Edificándonos mutuamente (De nuestro culto del 22/03/26)
Este sermón utiliza la escala masiva del Oleoducto Trans-Alaska para ilustrar la obra aún mayor de edificar el cuerpo de Cristo. A continuación, se presenta un bosquejo detallado del mensaje basado en el texto proporcionado.
I. Introducción: El popote (pajilla) más grande del mundo
- La ilustración: El Oleoducto Trans-Alaska tiene más de 800 millas de largo, cuatro pies de diámetro y requirió 378 millones de galones de petróleo crudo solo para llenarse antes de que una sola gota llegara a su destino.
- La magnitud: Requirió la soldadura de 100,000 uniones, a menudo en condiciones de congelación y bajo el escrutinio de rayos X.
- La comparación: Por muy masivo que sea ese proyecto, la Biblia habla de algo superior.
"El que descendió, es el mismo que también subió por encima de todos los cielos para llenarlo todo." (Efesios 4:10 RVR1960)
- La tesis: Dios no nos ha pedido que construyamos un oleoducto, sino que edifiquemos Su iglesia.
II. Edificar la iglesia significa edificar a las personas
- El contexto de 1 Corintios 14: Pablo aborda el mal uso de los dones espirituales. Mientras la gente discutía sobre quién tenía el "mejor" don, Pablo los señala hacia el propósito de esos dones: la edificación.
"Pero el que profetiza habla a los hombres para edificación, exhortación y consolación." (1 Corintios 14:3 RVR1960)
- La triple labor de la edificación:
- Edificación: Fortalecer a una persona mediante palabras amables o servicio.
- Exhortación (Aliento): "Infundir valor" en alguien, ayudándole a actuar correctamente a pesar del miedo.
- Consolación: Estabilizar a alguien que se tambalea al borde del abismo o que está en un pozo profundo.
- Edificación: Fortalecer a una persona mediante palabras amables o servicio.
- La tarea: Cada miembro es responsable de los demás miembros. El desafío es encontrar a alguien en la congregación esta semana —específicamente a alguien fuera de su círculo inmediato— y edificarlo.
III. La edificación debe ser nuestra meta
- Esforzarse por sobresalir: Edificar la iglesia no es algo que simplemente "intentamos" hacer; debe ser nuestro objetivo intencional.

Enunciado del problema:
Según el bosquejo del sermón, ¿cuántas uniones hubo que soldar para construir el Oleoducto Trans-Alaska?

Entradas enumeradas:
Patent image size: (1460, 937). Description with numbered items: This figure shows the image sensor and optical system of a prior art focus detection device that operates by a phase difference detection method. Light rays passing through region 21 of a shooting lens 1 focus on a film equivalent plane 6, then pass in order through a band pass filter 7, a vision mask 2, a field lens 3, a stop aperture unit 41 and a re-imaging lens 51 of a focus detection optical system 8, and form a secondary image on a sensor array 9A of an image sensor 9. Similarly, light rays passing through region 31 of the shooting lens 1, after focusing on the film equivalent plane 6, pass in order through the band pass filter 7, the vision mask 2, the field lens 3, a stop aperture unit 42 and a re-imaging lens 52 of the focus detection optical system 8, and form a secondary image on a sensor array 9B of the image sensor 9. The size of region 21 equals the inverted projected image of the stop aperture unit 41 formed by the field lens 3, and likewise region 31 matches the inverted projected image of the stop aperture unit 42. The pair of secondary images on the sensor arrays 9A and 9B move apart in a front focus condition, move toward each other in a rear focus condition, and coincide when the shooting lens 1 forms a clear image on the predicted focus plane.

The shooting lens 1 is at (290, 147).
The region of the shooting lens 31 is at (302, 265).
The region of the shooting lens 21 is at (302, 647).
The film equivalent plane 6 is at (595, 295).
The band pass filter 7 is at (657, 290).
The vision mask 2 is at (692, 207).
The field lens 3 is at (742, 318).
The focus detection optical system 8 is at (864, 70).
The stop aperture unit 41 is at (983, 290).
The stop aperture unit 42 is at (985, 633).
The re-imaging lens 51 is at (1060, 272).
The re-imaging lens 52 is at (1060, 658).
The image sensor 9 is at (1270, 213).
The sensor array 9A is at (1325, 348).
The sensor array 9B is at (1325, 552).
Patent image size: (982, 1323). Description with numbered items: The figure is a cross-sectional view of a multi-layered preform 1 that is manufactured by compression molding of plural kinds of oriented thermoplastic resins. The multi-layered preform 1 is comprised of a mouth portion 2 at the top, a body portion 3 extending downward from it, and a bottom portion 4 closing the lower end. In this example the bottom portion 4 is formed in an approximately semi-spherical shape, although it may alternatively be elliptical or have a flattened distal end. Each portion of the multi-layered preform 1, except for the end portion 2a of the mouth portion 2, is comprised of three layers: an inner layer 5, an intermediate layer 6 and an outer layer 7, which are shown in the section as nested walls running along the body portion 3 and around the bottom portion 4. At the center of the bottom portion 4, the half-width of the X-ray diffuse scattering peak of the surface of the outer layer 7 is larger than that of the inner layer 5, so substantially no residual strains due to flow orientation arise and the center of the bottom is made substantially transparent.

Solución propuesta:
Hubo que soldar 100,000 uniones.